Exercise details →
Below is a listing; write it out exactly and drop any images from it.

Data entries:
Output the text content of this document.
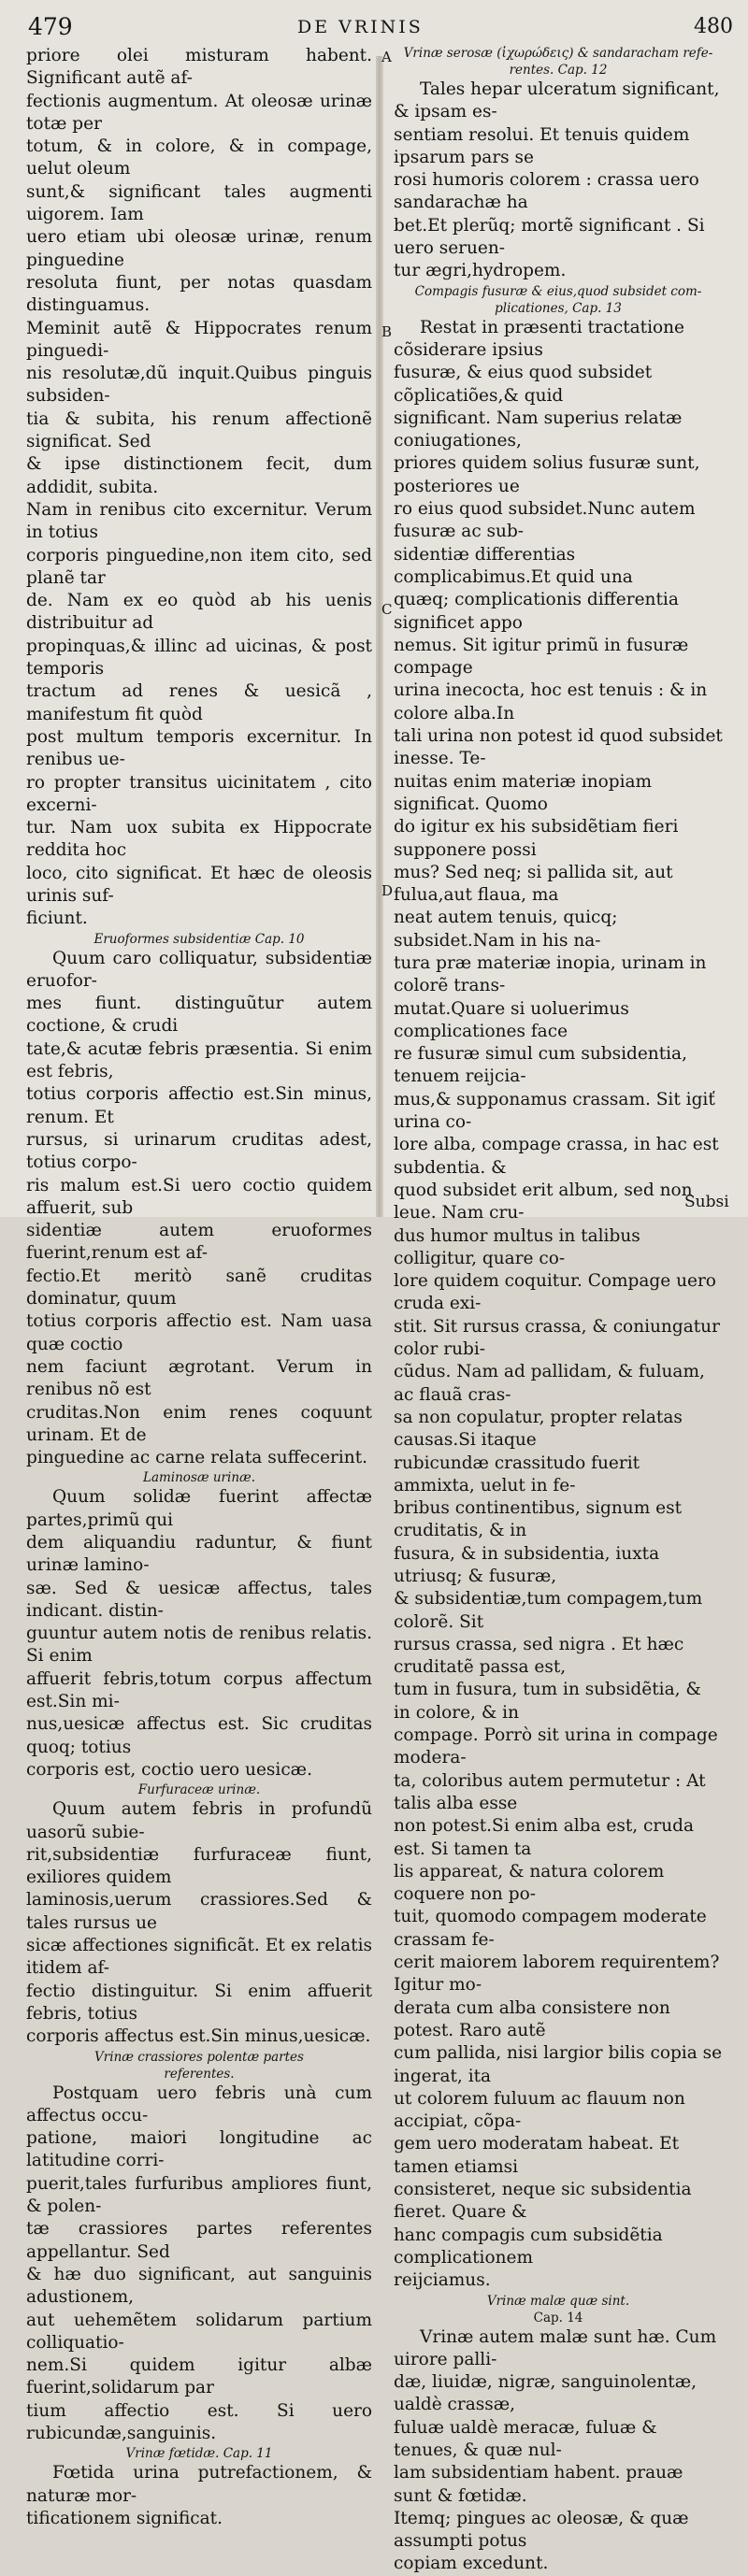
479	DE VRINIS	480

priore olei misturam habent. Significant autẽ af-
fectionis augmentum. At oleosæ urinæ totæ per
totum, & in colore, & in compage, uelut oleum
sunt,& significant tales augmenti uigorem. Iam
uero etiam ubi oleosæ urinæ, renum pinguedine
resoluta fiunt, per notas quasdam distinguamus.
Meminit autẽ & Hippocrates renum pinguedi-
nis resolutæ,dũ inquit.Quibus pinguis subsiden-
tia & subita, his renum affectionẽ significat. Sed
& ipse distinctionem fecit, dum addidit, subita.
Nam in renibus cito excernitur. Verum in totius
corporis pinguedine,non item cito, sed planẽ tar
de. Nam ex eo quòd ab his uenis distribuitur ad
propinquas,& illinc ad uicinas, & post temporis
tractum ad renes & uesicã , manifestum fit quòd
post multum temporis excernitur. In renibus ue-
ro propter transitus uicinitatem , cito excerni-
tur. Nam uox subita ex Hippocrate reddita hoc
loco, cito significat. Et hæc de oleosis urinis suf-
ficiunt.

Eruoformes subsidentiæ Cap. 10

Quum caro colliquatur, subsidentiæ eruofor-
mes fiunt. distinguũtur autem coctione, & crudi
tate,& acutæ febris præsentia. Si enim est febris,
totius corporis affectio est.Sin minus, renum. Et
rursus, si urinarum cruditas adest, totius corpo-
ris malum est.Si uero coctio quidem affuerit, sub
sidentiæ autem eruoformes fuerint,renum est af-
fectio.Et meritò sanẽ cruditas dominatur, quum
totius corporis affectio est. Nam uasa quæ coctio
nem faciunt ægrotant. Verum in renibus nõ est
cruditas.Non enim renes coquunt urinam. Et de
pinguedine ac carne relata suffecerint.

Laminosæ urinæ.

Quum solidæ fuerint affectæ partes,primũ qui
dem aliquandiu raduntur, & fiunt urinæ lamino-
sæ. Sed & uesicæ affectus, tales indicant. distin-
guuntur autem notis de renibus relatis. Si enim
affuerit febris,totum corpus affectum est.Sin mi-
nus,uesicæ affectus est. Sic cruditas quoq; totius
corporis est, coctio uero uesicæ.

Furfuraceæ urinæ.

Quum autem febris in profundũ uasorũ subie-
rit,subsidentiæ furfuraceæ fiunt, exiliores quidem
laminosis,uerum crassiores.Sed & tales rursus ue
sicæ affectiones significãt. Et ex relatis itidem af-
fectio distinguitur. Si enim affuerit febris, totius
corporis affectus est.Sin minus,uesicæ.

Vrinæ crassiores polentæ partes
referentes.

Postquam uero febris unà cum affectus occu-
patione, maiori longitudine ac latitudine corri-
puerit,tales furfuribus ampliores fiunt, & polen-
tæ crassiores partes referentes appellantur. Sed
& hæ duo significant, aut sanguinis adustionem,
aut uehemẽtem solidarum partium colliquatio-
nem.Si quidem igitur albæ fuerint,solidarum par
tium affectio est. Si uero rubicundæ,sanguinis.

Vrinæ fœtidæ. Cap. 11

Fœtida urina putrefactionem, & naturæ mor-
tificationem significat.

Vrinæ serosæ (ἰχωρώδεις) & sandaracham refe-
rentes. Cap. 12

Tales hepar ulceratum significant, & ipsam es-
sentiam resolui. Et tenuis quidem ipsarum pars se
rosi humoris colorem : crassa uero sandarachæ ha
bet.Et plerũq; mortẽ significant . Si uero seruen-
tur ægri,hydropem.

Compagis fusuræ & eius,quod subsidet com-
plicationes, Cap. 13

Restat in præsenti tractatione cõsiderare ipsius
fusuræ, & eius quod subsidet cõplicatiões,& quid
significant. Nam superius relatæ coniugationes,
priores quidem solius fusuræ sunt, posteriores ue
ro eius quod subsidet.Nunc autem fusuræ ac sub-
sidentiæ differentias complicabimus.Et quid una
quæq; complicationis differentia significet appo
nemus. Sit igitur primũ in fusuræ compage
urina inecocta, hoc est tenuis : & in colore alba.In
tali urina non potest id quod subsidet inesse. Te-
nuitas enim materiæ inopiam significat. Quomo
do igitur ex his subsidẽtiam fieri supponere possi
mus? Sed neq; si pallida sit, aut fulua,aut flaua, ma
neat autem tenuis, quicq; subsidet.Nam in his na-
tura præ materiæ inopia, urinam in colorẽ trans-
mutat.Quare si uoluerimus complicationes face
re fusuræ simul cum subsidentia, tenuem reijcia-
mus,& supponamus crassam. Sit igiť urina co-
lore alba, compage crassa, in hac est subdentia. &
quod subsidet erit album, sed non leue. Nam cru-
dus humor multus in talibus colligitur, quare co-
lore quidem coquitur. Compage uero cruda exi-
stit. Sit rursus crassa, & coniungatur color rubi-
cũdus. Nam ad pallidam, & fuluam, ac flauã cras-
sa non copulatur, propter relatas causas.Si itaque
rubicundæ crassitudo fuerit ammixta, uelut in fe-
bribus continentibus, signum est cruditatis, & in
fusura, & in subsidentia, iuxta utriusq; & fusuræ,
& subsidentiæ,tum compagem,tum colorẽ. Sit
rursus crassa, sed nigra . Et hæc cruditatẽ passa est,
tum in fusura, tum in subsidẽtia, & in colore, & in
compage. Porrò sit urina in compage modera-
ta, coloribus autem permutetur : At talis alba esse
non potest.Si enim alba est, cruda est. Si tamen ta
lis appareat, & natura colorem coquere non po-
tuit, quomodo compagem moderate crassam fe-
cerit maiorem laborem requirentem? Igitur mo-
derata cum alba consistere non potest. Raro autẽ
cum pallida, nisi largior bilis copia se ingerat, ita
ut colorem fuluum ac flauum non accipiat, cõpa-
gem uero moderatam habeat. Et tamen etiamsi
consisteret, neque sic subsidentia fieret. Quare &
hanc compagis cum subsidẽtia complicationem
reijciamus.

Vrinæ malæ quæ sint.

Cap. 14

Vrinæ autem malæ sunt hæ. Cum uirore palli-
dæ, liuidæ, nigræ, sanguinolentæ, ualdè crassæ,
fuluæ ualdè meracæ, fuluæ & tenues, & quæ nul-
lam subsidentiam habent. prauæ sunt & fœtidæ.
Itemq; pingues ac oleosæ, & quæ assumpti potus
copiam excedunt.

A
B
C
D
Subsi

Solution for this problem →
Output the text content of this document.
479	DE VRINIS	480

priore olei misturam habent. Significant autẽ af-
fectionis augmentum. At oleosæ urinæ totæ per
totum, & in colore, & in compage, uelut oleum
sunt,& significant tales augmenti uigorem. Iam
uero etiam ubi oleosæ urinæ, renum pinguedine
resoluta fiunt, per notas quasdam distinguamus.
Meminit autẽ & Hippocrates renum pinguedi-
nis resolutæ,dũ inquit.Quibus pinguis subsiden-
tia & subita, his renum affectionẽ significat. Sed
& ipse distinctionem fecit, dum addidit, subita.
Nam in renibus cito excernitur. Verum in totius
corporis pinguedine,non item cito, sed planẽ tar
de. Nam ex eo quòd ab his uenis distribuitur ad
propinquas,& illinc ad uicinas, & post temporis
tractum ad renes & uesicã , manifestum fit quòd
post multum temporis excernitur. In renibus ue-
ro propter transitus uicinitatem , cito excerni-
tur. Nam uox subita ex Hippocrate reddita hoc
loco, cito significat. Et hæc de oleosis urinis suf-
ficiunt.

Eruoformes subsidentiæ Cap. 10

Quum caro colliquatur, subsidentiæ eruofor-
mes fiunt. distinguũtur autem coctione, & crudi
tate,& acutæ febris præsentia. Si enim est febris,
totius corporis affectio est.Sin minus, renum. Et
rursus, si urinarum cruditas adest, totius corpo-
ris malum est.Si uero coctio quidem affuerit, sub
sidentiæ autem eruoformes fuerint,renum est af-
fectio.Et meritò sanẽ cruditas dominatur, quum
totius corporis affectio est. Nam uasa quæ coctio
nem faciunt ægrotant. Verum in renibus nõ est
cruditas.Non enim renes coquunt urinam. Et de
pinguedine ac carne relata suffecerint.

Laminosæ urinæ.

Quum solidæ fuerint affectæ partes,primũ qui
dem aliquandiu raduntur, & fiunt urinæ lamino-
sæ. Sed & uesicæ affectus, tales indicant. distin-
guuntur autem notis de renibus relatis. Si enim
affuerit febris,totum corpus affectum est.Sin mi-
nus,uesicæ affectus est. Sic cruditas quoq; totius
corporis est, coctio uero uesicæ.

Furfuraceæ urinæ.

Quum autem febris in profundũ uasorũ subie-
rit,subsidentiæ furfuraceæ fiunt, exiliores quidem
laminosis,uerum crassiores.Sed & tales rursus ue
sicæ affectiones significãt. Et ex relatis itidem af-
fectio distinguitur. Si enim affuerit febris, totius
corporis affectus est.Sin minus,uesicæ.

Vrinæ crassiores polentæ partes
referentes.

Postquam uero febris unà cum affectus occu-
patione, maiori longitudine ac latitudine corri-
puerit,tales furfuribus ampliores fiunt, & polen-
tæ crassiores partes referentes appellantur. Sed
& hæ duo significant, aut sanguinis adustionem,
aut uehemẽtem solidarum partium colliquatio-
nem.Si quidem igitur albæ fuerint,solidarum par
tium affectio est. Si uero rubicundæ,sanguinis.

Vrinæ fœtidæ. Cap. 11

Fœtida urina putrefactionem, & naturæ mor-
tificationem significat.

Vrinæ serosæ (ἰχωρώδεις) & sandaracham refe-
rentes. Cap. 12

Tales hepar ulceratum significant, & ipsam es-
sentiam resolui. Et tenuis quidem ipsarum pars se
rosi humoris colorem : crassa uero sandarachæ ha
bet.Et plerũq; mortẽ significant . Si uero seruen-
tur ægri,hydropem.

Compagis fusuræ & eius,quod subsidet com-
plicationes, Cap. 13

Restat in præsenti tractatione cõsiderare ipsius
fusuræ, & eius quod subsidet cõplicatiões,& quid
significant. Nam superius relatæ coniugationes,
priores quidem solius fusuræ sunt, posteriores ue
ro eius quod subsidet.Nunc autem fusuræ ac sub-
sidentiæ differentias complicabimus.Et quid una
quæq; complicationis differentia significet appo
nemus. Sit igitur primũ in fusuræ compage
urina inecocta, hoc est tenuis : & in colore alba.In
tali urina non potest id quod subsidet inesse. Te-
nuitas enim materiæ inopiam significat. Quomo
do igitur ex his subsidẽtiam fieri supponere possi
mus? Sed neq; si pallida sit, aut fulua,aut flaua, ma
neat autem tenuis, quicq; subsidet.Nam in his na-
tura præ materiæ inopia, urinam in colorẽ trans-
mutat.Quare si uoluerimus complicationes face
re fusuræ simul cum subsidentia, tenuem reijcia-
mus,& supponamus crassam. Sit igiť urina co-
lore alba, compage crassa, in hac est subdentia. &
quod subsidet erit album, sed non leue. Nam cru-
dus humor multus in talibus colligitur, quare co-
lore quidem coquitur. Compage uero cruda exi-
stit. Sit rursus crassa, & coniungatur color rubi-
cũdus. Nam ad pallidam, & fuluam, ac flauã cras-
sa non copulatur, propter relatas causas.Si itaque
rubicundæ crassitudo fuerit ammixta, uelut in fe-
bribus continentibus, signum est cruditatis, & in
fusura, & in subsidentia, iuxta utriusq; & fusuræ,
& subsidentiæ,tum compagem,tum colorẽ. Sit
rursus crassa, sed nigra . Et hæc cruditatẽ passa est,
tum in fusura, tum in subsidẽtia, & in colore, & in
compage. Porrò sit urina in compage modera-
ta, coloribus autem permutetur : At talis alba esse
non potest.Si enim alba est, cruda est. Si tamen ta
lis appareat, & natura colorem coquere non po-
tuit, quomodo compagem moderate crassam fe-
cerit maiorem laborem requirentem? Igitur mo-
derata cum alba consistere non potest. Raro autẽ
cum pallida, nisi largior bilis copia se ingerat, ita
ut colorem fuluum ac flauum non accipiat, cõpa-
gem uero moderatam habeat. Et tamen etiamsi
consisteret, neque sic subsidentia fieret. Quare &
hanc compagis cum subsidẽtia complicationem
reijciamus.

Vrinæ malæ quæ sint.

Cap. 14

Vrinæ autem malæ sunt hæ. Cum uirore palli-
dæ, liuidæ, nigræ, sanguinolentæ, ualdè crassæ,
fuluæ ualdè meracæ, fuluæ & tenues, & quæ nul-
lam subsidentiam habent. prauæ sunt & fœtidæ.
Itemq; pingues ac oleosæ, & quæ assumpti potus
copiam excedunt.

A
B
C
D
Subsi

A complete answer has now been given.